[Dataset records]
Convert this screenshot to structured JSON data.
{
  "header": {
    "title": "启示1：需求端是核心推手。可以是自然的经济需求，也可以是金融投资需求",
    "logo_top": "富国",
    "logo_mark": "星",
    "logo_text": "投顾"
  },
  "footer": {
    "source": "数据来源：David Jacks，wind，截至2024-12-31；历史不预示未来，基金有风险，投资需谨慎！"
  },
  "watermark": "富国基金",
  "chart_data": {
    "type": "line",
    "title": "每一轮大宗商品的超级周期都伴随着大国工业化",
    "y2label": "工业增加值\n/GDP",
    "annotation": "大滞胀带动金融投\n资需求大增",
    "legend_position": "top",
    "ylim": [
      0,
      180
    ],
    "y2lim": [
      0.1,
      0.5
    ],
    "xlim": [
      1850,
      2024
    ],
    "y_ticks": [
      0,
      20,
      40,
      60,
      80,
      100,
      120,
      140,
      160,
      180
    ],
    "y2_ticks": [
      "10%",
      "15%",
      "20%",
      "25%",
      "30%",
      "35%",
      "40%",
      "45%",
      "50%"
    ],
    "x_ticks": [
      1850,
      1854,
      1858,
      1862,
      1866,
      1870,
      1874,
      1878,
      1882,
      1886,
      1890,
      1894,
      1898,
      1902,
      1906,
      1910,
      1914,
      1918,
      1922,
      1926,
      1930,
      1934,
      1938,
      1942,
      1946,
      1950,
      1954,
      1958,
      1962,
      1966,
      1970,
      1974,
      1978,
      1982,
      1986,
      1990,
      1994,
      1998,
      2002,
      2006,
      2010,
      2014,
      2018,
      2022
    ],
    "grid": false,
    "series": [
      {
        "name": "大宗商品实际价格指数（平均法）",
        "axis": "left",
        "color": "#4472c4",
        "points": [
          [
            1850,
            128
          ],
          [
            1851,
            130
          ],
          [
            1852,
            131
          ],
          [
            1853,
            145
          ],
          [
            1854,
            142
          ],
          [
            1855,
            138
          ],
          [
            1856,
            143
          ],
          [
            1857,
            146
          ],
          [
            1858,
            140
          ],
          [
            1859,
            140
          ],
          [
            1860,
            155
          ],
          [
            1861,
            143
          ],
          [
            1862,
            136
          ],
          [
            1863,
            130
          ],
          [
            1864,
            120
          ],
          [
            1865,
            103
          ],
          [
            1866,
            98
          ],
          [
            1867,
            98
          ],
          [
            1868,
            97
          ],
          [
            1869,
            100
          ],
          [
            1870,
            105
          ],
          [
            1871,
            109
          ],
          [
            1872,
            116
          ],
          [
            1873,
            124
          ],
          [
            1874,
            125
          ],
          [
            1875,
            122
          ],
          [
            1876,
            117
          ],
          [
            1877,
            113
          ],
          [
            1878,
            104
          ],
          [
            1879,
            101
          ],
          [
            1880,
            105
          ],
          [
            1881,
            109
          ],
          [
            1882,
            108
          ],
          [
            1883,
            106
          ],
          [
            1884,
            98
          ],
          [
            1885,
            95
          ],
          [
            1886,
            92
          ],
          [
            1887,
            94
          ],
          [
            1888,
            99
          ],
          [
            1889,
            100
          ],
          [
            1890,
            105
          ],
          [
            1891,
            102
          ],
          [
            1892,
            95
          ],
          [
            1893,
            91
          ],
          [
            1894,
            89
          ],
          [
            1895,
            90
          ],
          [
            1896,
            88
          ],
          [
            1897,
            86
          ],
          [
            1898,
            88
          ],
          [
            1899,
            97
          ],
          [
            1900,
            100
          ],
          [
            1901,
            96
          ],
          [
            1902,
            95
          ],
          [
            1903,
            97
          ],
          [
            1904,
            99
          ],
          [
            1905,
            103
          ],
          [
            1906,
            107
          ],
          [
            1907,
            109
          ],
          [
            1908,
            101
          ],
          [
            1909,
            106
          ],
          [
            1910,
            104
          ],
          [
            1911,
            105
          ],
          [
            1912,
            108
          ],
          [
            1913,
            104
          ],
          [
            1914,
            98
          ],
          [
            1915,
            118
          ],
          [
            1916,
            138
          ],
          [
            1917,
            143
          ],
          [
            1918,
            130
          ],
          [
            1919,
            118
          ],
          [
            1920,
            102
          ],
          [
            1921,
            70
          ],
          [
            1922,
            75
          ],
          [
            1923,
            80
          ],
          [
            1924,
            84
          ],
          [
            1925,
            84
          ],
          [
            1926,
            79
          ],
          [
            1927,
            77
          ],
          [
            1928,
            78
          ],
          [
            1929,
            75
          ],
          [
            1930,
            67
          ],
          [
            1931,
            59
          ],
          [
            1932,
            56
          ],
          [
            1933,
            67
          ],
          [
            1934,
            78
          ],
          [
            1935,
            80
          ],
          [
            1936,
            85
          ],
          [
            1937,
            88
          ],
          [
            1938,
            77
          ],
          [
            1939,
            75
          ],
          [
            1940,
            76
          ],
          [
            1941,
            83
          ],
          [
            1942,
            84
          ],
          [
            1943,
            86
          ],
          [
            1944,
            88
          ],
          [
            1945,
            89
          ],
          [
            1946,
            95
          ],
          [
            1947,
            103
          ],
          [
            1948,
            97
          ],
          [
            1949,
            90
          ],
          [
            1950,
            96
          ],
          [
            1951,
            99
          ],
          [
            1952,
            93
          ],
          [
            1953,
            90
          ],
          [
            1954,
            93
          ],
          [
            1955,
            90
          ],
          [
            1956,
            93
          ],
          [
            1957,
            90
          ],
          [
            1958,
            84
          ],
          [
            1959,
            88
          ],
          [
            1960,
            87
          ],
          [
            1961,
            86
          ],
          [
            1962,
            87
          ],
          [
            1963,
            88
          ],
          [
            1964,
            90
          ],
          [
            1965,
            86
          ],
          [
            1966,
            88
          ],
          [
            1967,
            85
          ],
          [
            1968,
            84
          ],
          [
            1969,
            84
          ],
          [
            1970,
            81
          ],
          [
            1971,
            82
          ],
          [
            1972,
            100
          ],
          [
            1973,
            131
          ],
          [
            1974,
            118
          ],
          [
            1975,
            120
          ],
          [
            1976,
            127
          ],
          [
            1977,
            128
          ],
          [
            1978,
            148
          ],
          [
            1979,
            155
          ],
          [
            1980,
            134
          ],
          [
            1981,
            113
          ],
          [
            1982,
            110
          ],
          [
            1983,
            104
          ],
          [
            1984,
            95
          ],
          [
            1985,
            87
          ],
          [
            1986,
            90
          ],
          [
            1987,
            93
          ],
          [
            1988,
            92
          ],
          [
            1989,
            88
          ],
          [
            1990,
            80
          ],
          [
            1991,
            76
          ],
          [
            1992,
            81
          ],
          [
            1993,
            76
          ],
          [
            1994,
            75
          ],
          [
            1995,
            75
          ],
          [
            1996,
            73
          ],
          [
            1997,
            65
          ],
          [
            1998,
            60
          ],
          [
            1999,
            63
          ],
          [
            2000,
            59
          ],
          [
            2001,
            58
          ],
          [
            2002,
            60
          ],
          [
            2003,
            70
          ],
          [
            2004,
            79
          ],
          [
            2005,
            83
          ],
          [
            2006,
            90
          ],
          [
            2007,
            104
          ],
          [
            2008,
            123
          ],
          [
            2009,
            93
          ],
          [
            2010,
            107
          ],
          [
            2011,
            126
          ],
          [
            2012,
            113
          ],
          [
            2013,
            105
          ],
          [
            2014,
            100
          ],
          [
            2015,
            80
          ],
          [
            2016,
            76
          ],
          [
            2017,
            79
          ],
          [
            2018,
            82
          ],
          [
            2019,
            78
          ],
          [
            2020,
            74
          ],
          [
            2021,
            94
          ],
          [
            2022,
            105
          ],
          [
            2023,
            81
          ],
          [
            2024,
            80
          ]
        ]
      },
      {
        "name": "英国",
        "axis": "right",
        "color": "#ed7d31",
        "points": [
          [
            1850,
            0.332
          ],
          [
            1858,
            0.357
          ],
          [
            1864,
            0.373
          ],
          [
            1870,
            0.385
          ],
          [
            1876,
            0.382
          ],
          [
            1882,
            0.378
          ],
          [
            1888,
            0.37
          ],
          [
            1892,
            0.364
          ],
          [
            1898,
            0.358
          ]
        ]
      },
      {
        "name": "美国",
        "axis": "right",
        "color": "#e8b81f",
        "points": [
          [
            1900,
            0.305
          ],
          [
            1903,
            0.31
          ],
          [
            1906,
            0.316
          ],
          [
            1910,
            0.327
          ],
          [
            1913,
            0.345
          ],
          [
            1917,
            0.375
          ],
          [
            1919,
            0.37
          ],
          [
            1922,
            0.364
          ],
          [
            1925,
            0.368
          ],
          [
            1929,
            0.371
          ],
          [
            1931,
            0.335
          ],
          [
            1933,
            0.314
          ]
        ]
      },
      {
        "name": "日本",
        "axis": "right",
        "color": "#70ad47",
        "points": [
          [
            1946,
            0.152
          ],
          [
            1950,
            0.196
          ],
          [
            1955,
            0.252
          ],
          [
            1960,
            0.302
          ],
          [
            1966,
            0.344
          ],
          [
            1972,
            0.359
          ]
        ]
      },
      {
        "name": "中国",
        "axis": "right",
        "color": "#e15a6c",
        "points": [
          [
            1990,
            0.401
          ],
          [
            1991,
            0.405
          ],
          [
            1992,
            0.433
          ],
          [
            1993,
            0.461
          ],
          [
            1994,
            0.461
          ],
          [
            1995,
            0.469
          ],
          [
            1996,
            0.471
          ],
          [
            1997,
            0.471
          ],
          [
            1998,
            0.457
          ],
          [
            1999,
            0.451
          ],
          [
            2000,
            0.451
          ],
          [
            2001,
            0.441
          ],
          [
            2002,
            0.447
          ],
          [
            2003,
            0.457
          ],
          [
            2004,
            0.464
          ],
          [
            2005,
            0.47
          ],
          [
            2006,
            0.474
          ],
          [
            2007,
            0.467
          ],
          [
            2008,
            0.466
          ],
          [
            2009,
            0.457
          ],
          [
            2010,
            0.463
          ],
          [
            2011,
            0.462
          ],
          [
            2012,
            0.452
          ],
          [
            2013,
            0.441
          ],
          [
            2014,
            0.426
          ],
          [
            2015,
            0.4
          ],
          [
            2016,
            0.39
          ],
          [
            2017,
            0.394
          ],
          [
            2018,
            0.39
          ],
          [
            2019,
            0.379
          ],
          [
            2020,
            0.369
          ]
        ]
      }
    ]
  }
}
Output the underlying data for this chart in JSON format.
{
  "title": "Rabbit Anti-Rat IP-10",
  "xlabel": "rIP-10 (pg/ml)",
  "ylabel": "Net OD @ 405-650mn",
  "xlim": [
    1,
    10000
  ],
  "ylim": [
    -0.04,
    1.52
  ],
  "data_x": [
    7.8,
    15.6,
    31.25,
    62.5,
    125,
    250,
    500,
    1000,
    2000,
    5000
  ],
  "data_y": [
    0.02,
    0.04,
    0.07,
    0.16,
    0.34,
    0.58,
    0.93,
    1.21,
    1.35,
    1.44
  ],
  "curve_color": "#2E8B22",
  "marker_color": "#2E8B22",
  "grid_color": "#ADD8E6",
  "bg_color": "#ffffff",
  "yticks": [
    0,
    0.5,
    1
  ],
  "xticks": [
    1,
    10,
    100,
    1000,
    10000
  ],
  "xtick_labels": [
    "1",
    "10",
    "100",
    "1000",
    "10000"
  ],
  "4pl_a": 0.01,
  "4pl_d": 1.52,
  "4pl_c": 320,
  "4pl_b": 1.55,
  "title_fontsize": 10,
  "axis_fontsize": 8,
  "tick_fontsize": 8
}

Instructions to follow: Count each line of the data where the word "name" appears, then reply with the total only.

In response: 5